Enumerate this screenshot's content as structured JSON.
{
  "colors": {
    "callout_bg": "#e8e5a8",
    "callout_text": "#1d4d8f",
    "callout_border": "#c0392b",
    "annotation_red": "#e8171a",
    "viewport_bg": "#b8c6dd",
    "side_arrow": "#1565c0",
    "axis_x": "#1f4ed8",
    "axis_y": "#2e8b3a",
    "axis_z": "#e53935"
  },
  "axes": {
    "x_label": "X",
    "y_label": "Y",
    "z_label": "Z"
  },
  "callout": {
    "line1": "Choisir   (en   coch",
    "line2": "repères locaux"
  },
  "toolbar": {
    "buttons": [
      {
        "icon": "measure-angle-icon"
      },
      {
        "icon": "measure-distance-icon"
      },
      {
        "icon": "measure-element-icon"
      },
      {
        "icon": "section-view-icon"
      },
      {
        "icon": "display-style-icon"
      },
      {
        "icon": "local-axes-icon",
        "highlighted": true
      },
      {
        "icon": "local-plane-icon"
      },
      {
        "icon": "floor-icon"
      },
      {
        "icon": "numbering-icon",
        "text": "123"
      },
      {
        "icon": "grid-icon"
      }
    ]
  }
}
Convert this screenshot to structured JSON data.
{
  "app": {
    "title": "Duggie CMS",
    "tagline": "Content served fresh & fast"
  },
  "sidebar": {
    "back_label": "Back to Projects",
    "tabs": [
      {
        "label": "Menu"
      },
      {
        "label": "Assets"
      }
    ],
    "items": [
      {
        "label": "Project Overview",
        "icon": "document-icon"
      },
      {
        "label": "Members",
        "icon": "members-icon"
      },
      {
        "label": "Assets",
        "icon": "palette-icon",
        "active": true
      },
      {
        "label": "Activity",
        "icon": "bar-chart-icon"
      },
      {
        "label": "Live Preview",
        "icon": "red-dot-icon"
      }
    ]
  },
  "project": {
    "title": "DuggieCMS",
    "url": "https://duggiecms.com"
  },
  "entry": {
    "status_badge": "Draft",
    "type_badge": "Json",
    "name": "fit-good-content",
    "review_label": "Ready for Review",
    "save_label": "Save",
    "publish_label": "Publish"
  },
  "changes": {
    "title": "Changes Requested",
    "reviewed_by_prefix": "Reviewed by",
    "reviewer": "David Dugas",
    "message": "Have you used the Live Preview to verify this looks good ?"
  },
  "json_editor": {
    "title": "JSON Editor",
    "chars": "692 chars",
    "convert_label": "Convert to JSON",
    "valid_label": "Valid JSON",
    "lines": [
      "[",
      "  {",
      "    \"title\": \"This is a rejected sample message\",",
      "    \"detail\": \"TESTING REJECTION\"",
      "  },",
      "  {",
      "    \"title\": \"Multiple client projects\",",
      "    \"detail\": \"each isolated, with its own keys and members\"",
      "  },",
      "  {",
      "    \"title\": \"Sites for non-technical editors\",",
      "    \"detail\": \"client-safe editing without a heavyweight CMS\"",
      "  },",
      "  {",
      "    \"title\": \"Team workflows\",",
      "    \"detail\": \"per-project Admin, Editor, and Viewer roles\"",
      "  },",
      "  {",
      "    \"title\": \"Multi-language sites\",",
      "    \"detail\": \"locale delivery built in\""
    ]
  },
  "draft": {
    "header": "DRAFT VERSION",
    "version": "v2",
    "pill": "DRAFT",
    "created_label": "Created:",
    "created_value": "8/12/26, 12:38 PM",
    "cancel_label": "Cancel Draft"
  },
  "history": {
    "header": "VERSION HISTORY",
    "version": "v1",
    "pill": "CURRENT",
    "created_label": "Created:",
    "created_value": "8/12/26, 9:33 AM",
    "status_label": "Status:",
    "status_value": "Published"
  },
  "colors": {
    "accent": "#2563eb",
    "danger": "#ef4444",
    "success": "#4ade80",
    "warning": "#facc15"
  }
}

----

Gather each line in these records that contains the string "title".

    "title": "Duggie CMS",
    "title": "DuggieCMS",
    "title": "Changes Requested",
    "title": "JSON Editor",
      "    \"title\": \"This is a rejected sample message\",",
      "    \"title\": \"Multiple client projects\",",
      "    \"title\": \"Sites for non-technical editors\",",
      "    \"title\": \"Team workflows\",",
      "    \"title\": \"Multi-language sites\",",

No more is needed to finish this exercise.